(Exercise brief) Format these lines as a JSON list of strings, one string per line, leaving out any blank lines.

(Supplied material)
━━━
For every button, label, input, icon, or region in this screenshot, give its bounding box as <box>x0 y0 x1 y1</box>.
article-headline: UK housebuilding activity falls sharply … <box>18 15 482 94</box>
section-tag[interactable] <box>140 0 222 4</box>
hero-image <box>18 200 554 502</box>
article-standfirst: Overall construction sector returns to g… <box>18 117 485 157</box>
━━━
(Solution)
[
  "For every button, label, input, icon, or region in this screenshot, give its bounding box as <box>x0 y0 x1 y1</box>.",
  "article-headline: UK housebuilding activity falls sharply … <box>18 15 482 94</box>",
  "section-tag[interactable] <box>140 0 222 4</box>",
  "hero-image <box>18 200 554 502</box>",
  "article-standfirst: Overall construction sector returns to g… <box>18 117 485 157</box>"
]